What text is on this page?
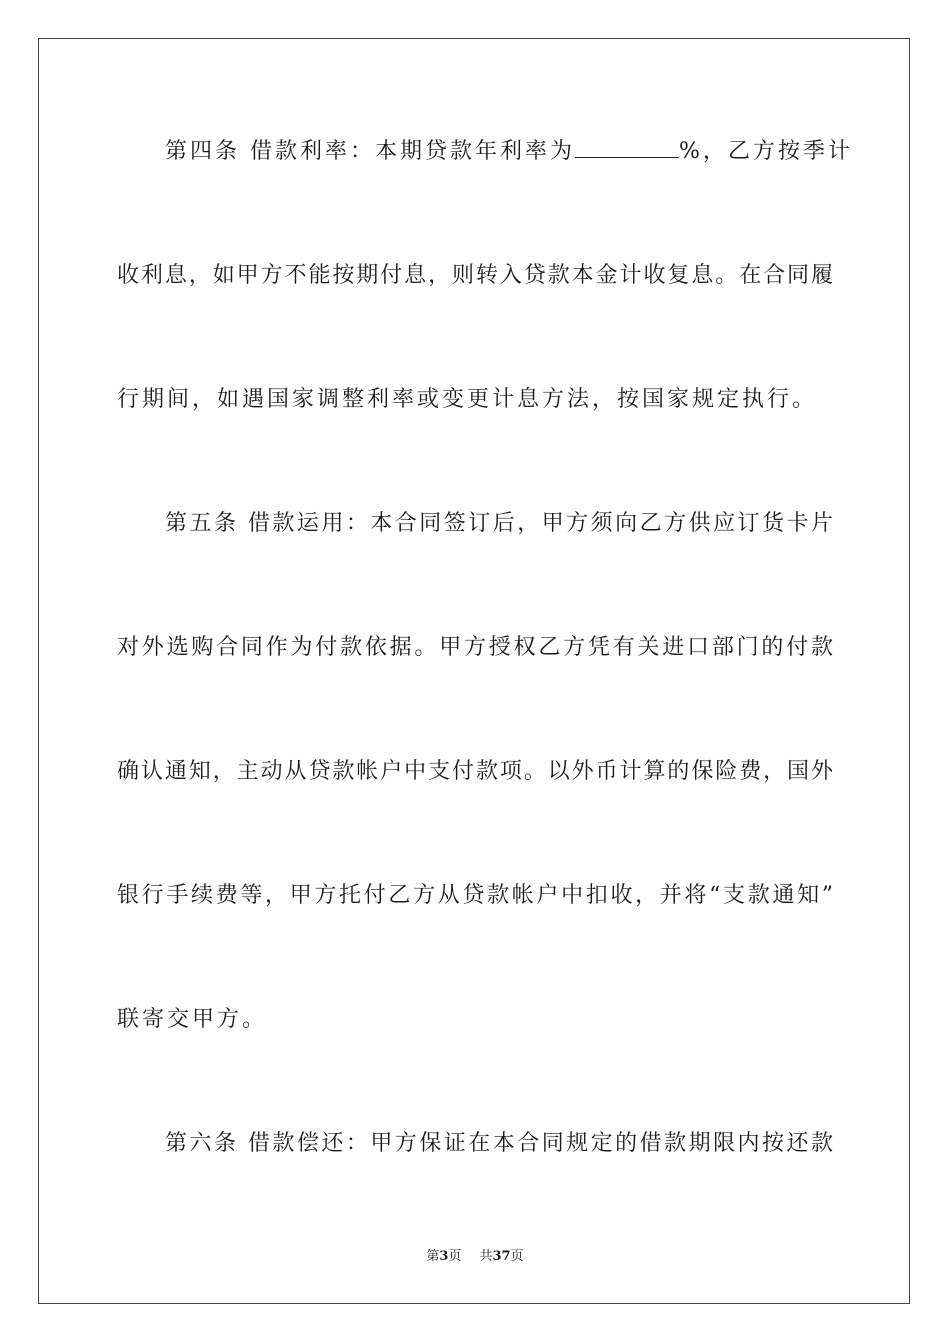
第四条 借款利率：本期贷款年利率为	%，乙方按季计
收利息，如甲方不能按期付息，则转入贷款本金计收复息。在合同履
行期间，如遇国家调整利率或变更计息方法，按国家规定执行。
第五条 借款运用：本合同签订后，甲方须向乙方供应订货卡片
对外选购合同作为付款依据。甲方授权乙方凭有关进口部门的付款
确认通知，主动从贷款帐户中支付款项。以外币计算的保险费，国外
银行手续费等，甲方托付乙方从贷款帐户中扣收，并将“支款通知”
联寄交甲方。
第六条 借款偿还：甲方保证在本合同规定的借款期限内按还款
第3页 共37页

● ● ●

Problem requirements:
Exclude the pictures, and transcribe all of the material exactly.

Exercise solution:
What text is on this page?
第四条 借款利率：本期贷款年利率为	%，乙方按季计
收利息，如甲方不能按期付息，则转入贷款本金计收复息。在合同履
行期间，如遇国家调整利率或变更计息方法，按国家规定执行。
第五条 借款运用：本合同签订后，甲方须向乙方供应订货卡片
对外选购合同作为付款依据。甲方授权乙方凭有关进口部门的付款
确认通知，主动从贷款帐户中支付款项。以外币计算的保险费，国外
银行手续费等，甲方托付乙方从贷款帐户中扣收，并将“支款通知”
联寄交甲方。
第六条 借款偿还：甲方保证在本合同规定的借款期限内按还款
第3页 共37页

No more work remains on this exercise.